■ Provided records:
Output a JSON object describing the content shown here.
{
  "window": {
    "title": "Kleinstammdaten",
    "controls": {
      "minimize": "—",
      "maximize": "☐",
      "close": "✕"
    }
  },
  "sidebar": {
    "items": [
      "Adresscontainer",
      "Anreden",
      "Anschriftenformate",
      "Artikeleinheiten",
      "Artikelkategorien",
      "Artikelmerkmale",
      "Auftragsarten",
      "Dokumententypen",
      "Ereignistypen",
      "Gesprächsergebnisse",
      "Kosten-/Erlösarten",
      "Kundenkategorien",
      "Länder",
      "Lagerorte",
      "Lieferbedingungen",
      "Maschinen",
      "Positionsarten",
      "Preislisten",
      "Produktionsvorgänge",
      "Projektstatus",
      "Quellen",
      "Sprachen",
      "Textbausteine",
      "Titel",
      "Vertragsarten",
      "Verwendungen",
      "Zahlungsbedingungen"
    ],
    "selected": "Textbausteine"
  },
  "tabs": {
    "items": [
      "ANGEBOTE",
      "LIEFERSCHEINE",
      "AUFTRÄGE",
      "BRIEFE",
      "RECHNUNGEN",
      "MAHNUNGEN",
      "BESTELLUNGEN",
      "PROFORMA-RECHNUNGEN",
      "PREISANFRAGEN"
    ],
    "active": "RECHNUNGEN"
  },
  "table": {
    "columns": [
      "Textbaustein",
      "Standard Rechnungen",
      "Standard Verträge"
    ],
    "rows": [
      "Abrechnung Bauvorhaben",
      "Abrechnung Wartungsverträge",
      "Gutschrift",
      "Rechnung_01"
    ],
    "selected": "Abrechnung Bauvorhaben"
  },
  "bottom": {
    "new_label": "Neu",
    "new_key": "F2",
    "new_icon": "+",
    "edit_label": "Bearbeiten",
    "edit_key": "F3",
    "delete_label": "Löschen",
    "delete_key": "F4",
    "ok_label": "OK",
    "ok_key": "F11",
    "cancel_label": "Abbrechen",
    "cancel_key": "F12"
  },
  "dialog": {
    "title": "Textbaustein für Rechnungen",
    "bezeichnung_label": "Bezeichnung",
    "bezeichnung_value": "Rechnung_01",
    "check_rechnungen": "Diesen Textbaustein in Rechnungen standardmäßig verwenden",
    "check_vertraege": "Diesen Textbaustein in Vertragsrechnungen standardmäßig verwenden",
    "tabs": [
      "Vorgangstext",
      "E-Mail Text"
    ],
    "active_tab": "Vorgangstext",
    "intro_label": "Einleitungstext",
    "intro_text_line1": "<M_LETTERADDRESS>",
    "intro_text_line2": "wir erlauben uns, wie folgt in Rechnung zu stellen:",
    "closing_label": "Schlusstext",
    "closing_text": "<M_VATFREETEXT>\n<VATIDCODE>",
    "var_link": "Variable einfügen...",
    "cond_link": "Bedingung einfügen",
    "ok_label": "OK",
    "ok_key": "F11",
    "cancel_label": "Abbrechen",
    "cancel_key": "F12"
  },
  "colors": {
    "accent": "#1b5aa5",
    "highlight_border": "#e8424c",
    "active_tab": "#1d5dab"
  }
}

■ Problem description:
Write the material out again word for word.

■ Written reply:
Output a JSON object describing the content shown here.
{
  "window": {
    "title": "Kleinstammdaten",
    "controls": {
      "minimize": "—",
      "maximize": "☐",
      "close": "✕"
    }
  },
  "sidebar": {
    "items": [
      "Adresscontainer",
      "Anreden",
      "Anschriftenformate",
      "Artikeleinheiten",
      "Artikelkategorien",
      "Artikelmerkmale",
      "Auftragsarten",
      "Dokumententypen",
      "Ereignistypen",
      "Gesprächsergebnisse",
      "Kosten-/Erlösarten",
      "Kundenkategorien",
      "Länder",
      "Lagerorte",
      "Lieferbedingungen",
      "Maschinen",
      "Positionsarten",
      "Preislisten",
      "Produktionsvorgänge",
      "Projektstatus",
      "Quellen",
      "Sprachen",
      "Textbausteine",
      "Titel",
      "Vertragsarten",
      "Verwendungen",
      "Zahlungsbedingungen"
    ],
    "selected": "Textbausteine"
  },
  "tabs": {
    "items": [
      "ANGEBOTE",
      "LIEFERSCHEINE",
      "AUFTRÄGE",
      "BRIEFE",
      "RECHNUNGEN",
      "MAHNUNGEN",
      "BESTELLUNGEN",
      "PROFORMA-RECHNUNGEN",
      "PREISANFRAGEN"
    ],
    "active": "RECHNUNGEN"
  },
  "table": {
    "columns": [
      "Textbaustein",
      "Standard Rechnungen",
      "Standard Verträge"
    ],
    "rows": [
      "Abrechnung Bauvorhaben",
      "Abrechnung Wartungsverträge",
      "Gutschrift",
      "Rechnung_01"
    ],
    "selected": "Abrechnung Bauvorhaben"
  },
  "bottom": {
    "new_label": "Neu",
    "new_key": "F2",
    "new_icon": "+",
    "edit_label": "Bearbeiten",
    "edit_key": "F3",
    "delete_label": "Löschen",
    "delete_key": "F4",
    "ok_label": "OK",
    "ok_key": "F11",
    "cancel_label": "Abbrechen",
    "cancel_key": "F12"
  },
  "dialog": {
    "title": "Textbaustein für Rechnungen",
    "bezeichnung_label": "Bezeichnung",
    "bezeichnung_value": "Rechnung_01",
    "check_rechnungen": "Diesen Textbaustein in Rechnungen standardmäßig verwenden",
    "check_vertraege": "Diesen Textbaustein in Vertragsrechnungen standardmäßig verwenden",
    "tabs": [
      "Vorgangstext",
      "E-Mail Text"
    ],
    "active_tab": "Vorgangstext",
    "intro_label": "Einleitungstext",
    "intro_text_line1": "<M_LETTERADDRESS>",
    "intro_text_line2": "wir erlauben uns, wie folgt in Rechnung zu stellen:",
    "closing_label": "Schlusstext",
    "closing_text": "<M_VATFREETEXT>\n<VATIDCODE>",
    "var_link": "Variable einfügen...",
    "cond_link": "Bedingung einfügen",
    "ok_label": "OK",
    "ok_key": "F11",
    "cancel_label": "Abbrechen",
    "cancel_key": "F12"
  },
  "colors": {
    "accent": "#1b5aa5",
    "highlight_border": "#e8424c",
    "active_tab": "#1d5dab"
  }
}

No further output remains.